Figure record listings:
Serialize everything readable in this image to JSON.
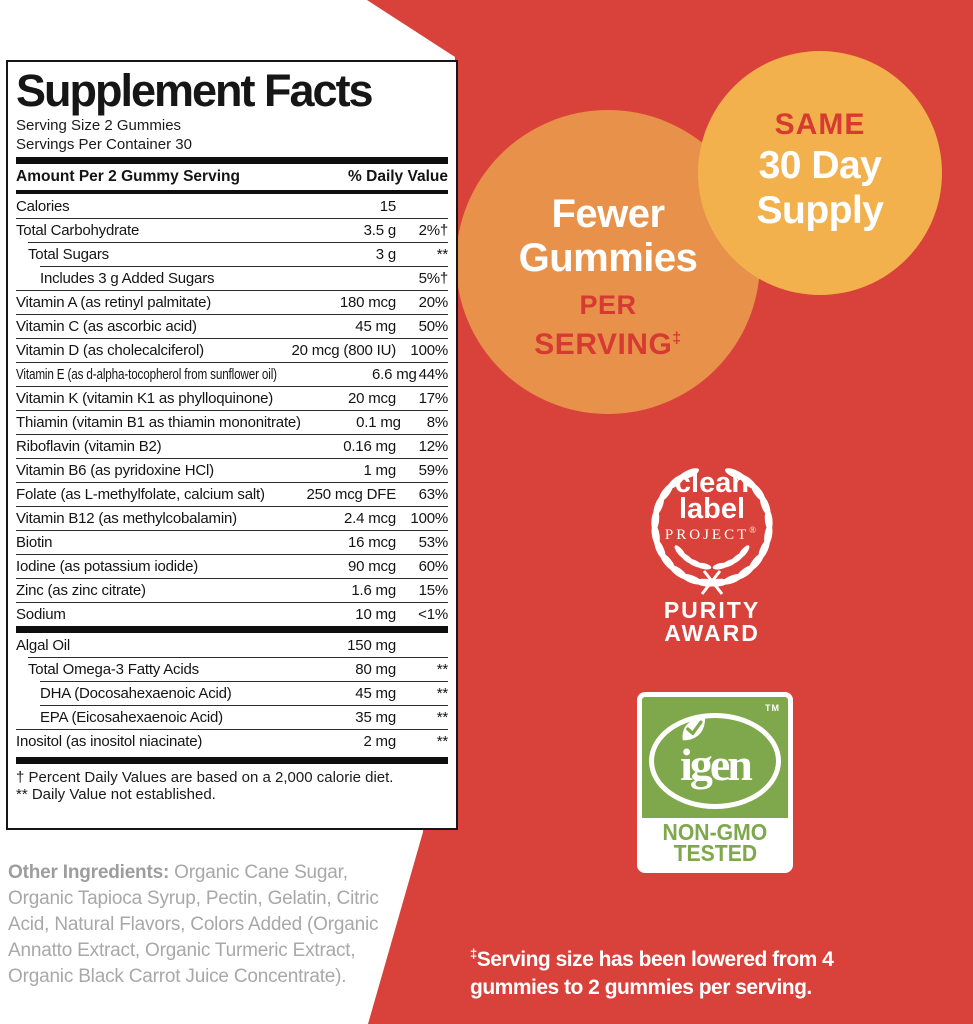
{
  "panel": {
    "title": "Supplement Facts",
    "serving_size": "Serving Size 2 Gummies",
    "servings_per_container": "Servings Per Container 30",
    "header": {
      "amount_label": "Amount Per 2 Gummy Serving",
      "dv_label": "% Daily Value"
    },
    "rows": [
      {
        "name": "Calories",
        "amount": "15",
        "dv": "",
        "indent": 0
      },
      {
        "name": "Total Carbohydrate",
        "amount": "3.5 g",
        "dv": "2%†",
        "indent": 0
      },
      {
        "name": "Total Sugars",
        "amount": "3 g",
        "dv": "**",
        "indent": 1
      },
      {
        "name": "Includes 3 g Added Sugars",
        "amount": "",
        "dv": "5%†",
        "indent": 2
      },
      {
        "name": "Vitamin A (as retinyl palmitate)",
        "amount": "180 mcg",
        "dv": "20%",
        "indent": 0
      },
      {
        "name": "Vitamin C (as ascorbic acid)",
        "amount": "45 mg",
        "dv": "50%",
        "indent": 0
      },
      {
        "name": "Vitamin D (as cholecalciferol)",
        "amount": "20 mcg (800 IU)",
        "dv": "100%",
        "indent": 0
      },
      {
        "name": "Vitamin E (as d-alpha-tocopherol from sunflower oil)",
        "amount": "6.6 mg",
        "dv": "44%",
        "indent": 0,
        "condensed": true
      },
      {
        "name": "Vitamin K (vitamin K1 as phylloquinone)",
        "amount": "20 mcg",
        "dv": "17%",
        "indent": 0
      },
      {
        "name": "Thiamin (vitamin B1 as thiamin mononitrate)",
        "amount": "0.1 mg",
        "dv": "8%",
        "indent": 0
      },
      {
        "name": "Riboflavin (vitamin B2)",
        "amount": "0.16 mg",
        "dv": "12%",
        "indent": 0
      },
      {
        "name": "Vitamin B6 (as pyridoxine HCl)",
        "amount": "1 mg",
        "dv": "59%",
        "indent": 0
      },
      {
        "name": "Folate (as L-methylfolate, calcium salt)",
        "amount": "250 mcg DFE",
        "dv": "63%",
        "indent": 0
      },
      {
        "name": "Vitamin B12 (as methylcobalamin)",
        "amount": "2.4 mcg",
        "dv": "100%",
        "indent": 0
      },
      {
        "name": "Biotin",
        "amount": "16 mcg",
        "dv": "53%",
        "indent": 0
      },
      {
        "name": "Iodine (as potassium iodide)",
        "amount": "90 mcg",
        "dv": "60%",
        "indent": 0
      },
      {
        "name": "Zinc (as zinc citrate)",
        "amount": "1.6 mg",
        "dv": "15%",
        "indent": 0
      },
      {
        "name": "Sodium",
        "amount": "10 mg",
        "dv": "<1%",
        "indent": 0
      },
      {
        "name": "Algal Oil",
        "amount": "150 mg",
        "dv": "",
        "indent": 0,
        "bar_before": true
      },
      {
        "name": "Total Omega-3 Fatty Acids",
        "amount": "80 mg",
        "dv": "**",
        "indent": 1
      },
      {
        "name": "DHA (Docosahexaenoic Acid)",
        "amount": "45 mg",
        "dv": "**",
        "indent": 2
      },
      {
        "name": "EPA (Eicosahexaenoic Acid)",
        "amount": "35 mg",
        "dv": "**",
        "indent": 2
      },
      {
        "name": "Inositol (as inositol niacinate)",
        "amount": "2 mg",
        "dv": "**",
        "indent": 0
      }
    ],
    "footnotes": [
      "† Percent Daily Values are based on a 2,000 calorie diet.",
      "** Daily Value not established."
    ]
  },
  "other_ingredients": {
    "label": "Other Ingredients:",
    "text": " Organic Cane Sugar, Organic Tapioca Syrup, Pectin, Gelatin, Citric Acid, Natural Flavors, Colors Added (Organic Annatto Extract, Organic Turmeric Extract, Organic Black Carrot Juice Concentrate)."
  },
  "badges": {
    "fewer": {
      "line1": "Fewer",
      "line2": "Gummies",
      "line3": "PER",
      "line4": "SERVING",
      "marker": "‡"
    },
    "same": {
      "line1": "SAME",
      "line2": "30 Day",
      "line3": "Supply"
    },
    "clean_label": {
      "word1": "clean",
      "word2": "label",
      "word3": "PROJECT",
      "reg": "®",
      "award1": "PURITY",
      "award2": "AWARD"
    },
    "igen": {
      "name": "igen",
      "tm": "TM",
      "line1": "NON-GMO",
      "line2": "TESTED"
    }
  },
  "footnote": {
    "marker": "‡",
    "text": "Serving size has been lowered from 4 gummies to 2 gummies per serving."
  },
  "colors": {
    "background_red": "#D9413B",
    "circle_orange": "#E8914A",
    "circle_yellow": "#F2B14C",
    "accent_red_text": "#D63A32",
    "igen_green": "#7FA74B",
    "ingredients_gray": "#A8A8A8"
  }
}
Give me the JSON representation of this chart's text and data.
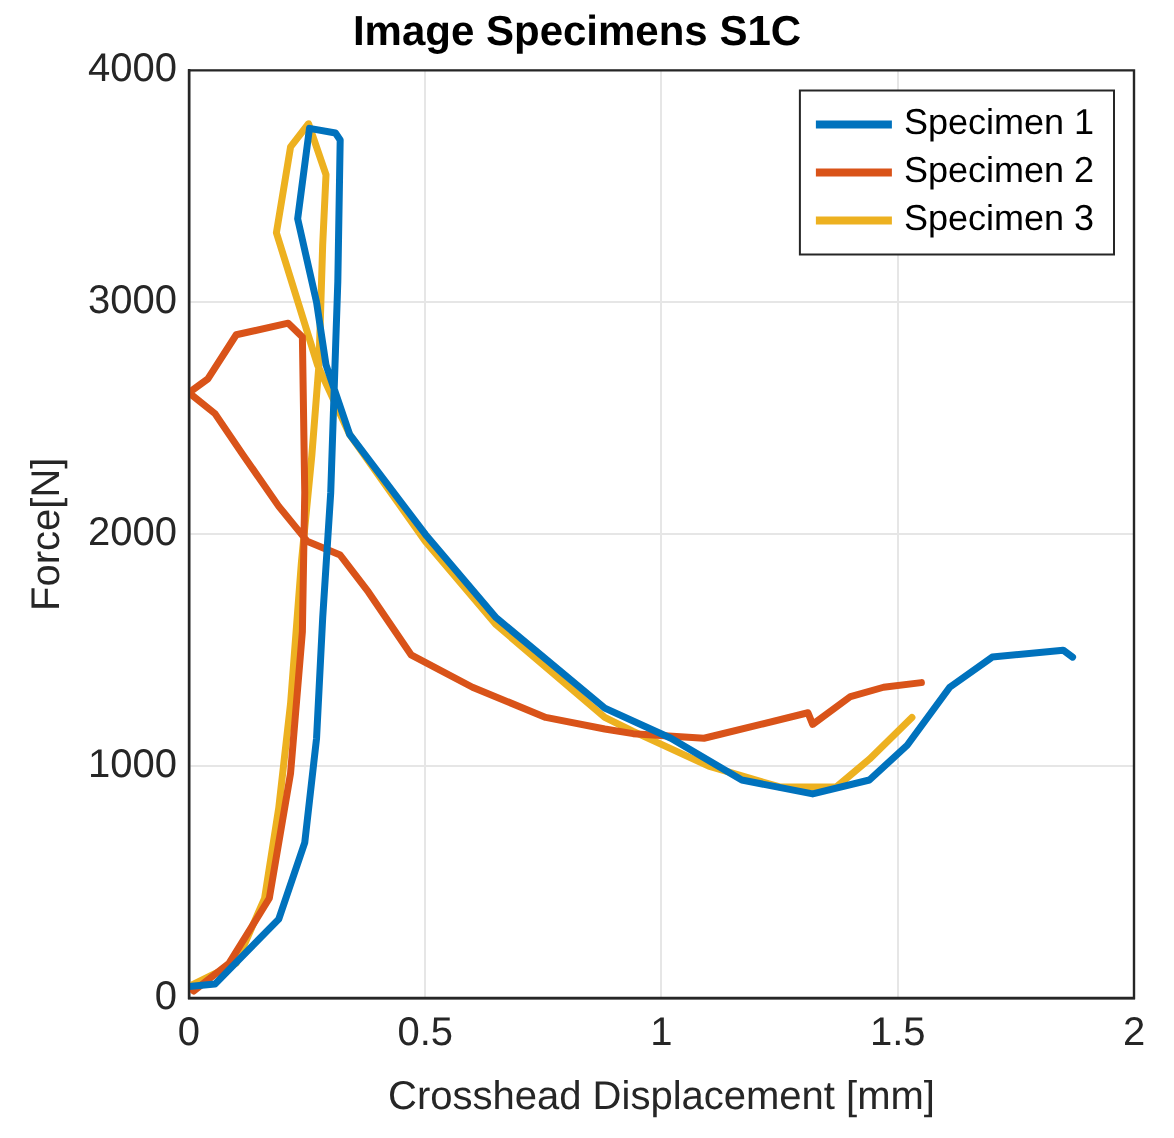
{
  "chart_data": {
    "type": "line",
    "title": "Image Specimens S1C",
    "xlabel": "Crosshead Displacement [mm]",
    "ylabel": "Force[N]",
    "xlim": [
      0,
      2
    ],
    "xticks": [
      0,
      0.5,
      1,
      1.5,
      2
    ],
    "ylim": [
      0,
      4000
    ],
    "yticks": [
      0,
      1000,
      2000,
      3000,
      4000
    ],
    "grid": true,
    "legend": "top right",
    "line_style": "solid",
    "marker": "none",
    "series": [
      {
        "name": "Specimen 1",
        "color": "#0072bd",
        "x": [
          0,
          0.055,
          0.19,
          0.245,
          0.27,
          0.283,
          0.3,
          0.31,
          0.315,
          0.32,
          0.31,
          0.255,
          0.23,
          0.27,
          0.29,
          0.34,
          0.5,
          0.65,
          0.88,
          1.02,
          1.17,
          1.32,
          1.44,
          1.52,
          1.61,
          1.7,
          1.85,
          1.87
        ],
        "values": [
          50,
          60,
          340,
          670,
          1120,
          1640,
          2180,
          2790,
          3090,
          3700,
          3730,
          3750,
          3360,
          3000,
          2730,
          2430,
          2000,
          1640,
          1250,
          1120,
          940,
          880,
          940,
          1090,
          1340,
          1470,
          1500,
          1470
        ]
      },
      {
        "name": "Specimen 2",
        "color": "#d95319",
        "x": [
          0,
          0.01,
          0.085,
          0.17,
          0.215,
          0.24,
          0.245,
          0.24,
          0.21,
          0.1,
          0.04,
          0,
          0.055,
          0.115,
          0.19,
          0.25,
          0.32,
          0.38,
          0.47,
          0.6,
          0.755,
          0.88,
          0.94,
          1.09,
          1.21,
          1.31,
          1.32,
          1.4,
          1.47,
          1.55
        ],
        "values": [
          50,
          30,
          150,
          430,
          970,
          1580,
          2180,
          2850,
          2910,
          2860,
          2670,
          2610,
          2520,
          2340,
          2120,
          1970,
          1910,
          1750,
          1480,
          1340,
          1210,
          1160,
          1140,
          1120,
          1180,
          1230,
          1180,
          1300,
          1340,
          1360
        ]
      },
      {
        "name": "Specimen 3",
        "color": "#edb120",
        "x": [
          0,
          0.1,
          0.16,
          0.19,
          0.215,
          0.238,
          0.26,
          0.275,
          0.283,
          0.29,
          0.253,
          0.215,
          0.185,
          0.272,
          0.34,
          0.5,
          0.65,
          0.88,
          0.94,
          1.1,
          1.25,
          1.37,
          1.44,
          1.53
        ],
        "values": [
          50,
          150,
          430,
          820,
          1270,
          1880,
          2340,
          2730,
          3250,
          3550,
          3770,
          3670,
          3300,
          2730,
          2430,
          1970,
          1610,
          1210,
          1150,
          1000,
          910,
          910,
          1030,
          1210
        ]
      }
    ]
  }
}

--

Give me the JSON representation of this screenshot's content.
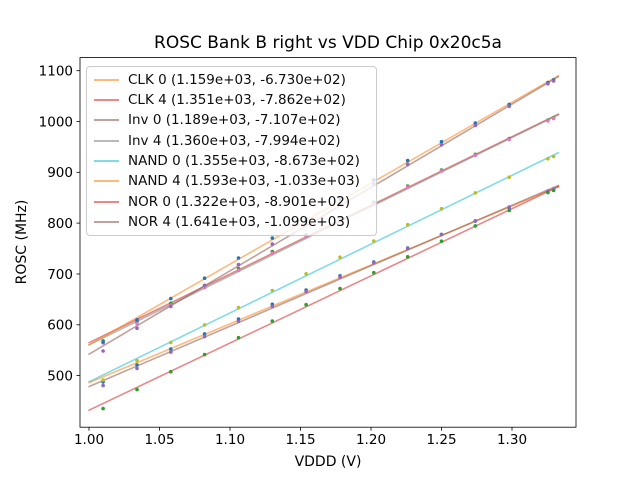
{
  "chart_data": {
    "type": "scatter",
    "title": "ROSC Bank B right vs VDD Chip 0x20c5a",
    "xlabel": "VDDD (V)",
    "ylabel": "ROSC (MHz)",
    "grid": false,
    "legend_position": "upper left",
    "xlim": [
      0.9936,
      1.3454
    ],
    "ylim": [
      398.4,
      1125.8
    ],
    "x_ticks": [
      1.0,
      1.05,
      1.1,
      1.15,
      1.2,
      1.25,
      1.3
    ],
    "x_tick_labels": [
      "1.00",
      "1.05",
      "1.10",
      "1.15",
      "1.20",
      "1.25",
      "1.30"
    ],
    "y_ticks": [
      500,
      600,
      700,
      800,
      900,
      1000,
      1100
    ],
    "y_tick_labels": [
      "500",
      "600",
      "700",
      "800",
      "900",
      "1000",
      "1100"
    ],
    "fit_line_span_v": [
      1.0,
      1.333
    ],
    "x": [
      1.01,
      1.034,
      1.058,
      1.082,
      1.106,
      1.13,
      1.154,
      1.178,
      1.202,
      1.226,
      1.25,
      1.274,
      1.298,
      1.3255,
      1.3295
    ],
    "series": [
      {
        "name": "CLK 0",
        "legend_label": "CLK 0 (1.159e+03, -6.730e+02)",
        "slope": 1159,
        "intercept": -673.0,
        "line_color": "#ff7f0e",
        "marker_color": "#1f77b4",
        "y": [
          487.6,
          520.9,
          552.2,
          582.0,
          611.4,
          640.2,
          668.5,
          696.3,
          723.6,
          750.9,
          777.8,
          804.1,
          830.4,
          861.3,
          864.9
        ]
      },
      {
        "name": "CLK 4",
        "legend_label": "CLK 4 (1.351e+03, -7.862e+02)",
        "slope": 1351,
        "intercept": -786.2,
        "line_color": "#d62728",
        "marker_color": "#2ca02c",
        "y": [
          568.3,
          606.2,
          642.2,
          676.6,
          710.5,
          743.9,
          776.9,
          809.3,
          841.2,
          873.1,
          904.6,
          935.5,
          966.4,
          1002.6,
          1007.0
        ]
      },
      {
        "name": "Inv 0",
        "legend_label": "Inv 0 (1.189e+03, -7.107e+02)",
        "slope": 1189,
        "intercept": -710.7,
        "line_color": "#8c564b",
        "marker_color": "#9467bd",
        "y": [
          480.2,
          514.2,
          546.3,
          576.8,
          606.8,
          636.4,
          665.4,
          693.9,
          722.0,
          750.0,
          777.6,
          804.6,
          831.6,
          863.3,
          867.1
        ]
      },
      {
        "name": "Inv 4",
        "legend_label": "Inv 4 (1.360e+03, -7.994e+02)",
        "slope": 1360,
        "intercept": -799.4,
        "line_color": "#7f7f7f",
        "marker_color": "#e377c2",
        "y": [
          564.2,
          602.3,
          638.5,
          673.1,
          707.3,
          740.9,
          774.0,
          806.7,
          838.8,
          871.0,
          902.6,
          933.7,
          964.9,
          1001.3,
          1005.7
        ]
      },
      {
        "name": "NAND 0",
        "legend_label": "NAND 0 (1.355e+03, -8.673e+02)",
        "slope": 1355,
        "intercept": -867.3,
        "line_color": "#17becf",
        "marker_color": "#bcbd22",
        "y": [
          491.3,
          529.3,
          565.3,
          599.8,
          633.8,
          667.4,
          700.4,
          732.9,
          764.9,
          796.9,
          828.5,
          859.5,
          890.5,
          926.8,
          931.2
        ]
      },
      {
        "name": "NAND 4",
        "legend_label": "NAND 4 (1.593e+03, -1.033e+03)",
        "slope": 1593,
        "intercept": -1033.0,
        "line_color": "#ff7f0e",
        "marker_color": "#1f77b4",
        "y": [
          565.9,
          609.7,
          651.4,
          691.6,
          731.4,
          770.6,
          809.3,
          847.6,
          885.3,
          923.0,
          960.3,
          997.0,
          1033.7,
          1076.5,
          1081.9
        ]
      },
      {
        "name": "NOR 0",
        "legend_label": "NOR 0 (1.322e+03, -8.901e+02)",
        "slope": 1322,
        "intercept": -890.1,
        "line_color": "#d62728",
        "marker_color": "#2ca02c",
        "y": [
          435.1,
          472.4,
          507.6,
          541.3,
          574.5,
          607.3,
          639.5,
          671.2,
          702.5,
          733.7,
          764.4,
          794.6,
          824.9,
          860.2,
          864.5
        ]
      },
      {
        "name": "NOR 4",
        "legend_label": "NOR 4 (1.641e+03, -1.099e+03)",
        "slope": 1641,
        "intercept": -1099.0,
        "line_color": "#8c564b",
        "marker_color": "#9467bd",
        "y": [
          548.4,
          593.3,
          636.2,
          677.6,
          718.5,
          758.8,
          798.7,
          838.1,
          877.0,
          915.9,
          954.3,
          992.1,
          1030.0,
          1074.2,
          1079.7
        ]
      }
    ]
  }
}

Goal of the exercise: Take every line from the records above that has the word "title" and copy it.

Task response:
    "title": "Supplement Facts",
    "title": "Image Specimens S1C",
    "title": "ROSC Bank B right vs VDD Chip 0x20c5a",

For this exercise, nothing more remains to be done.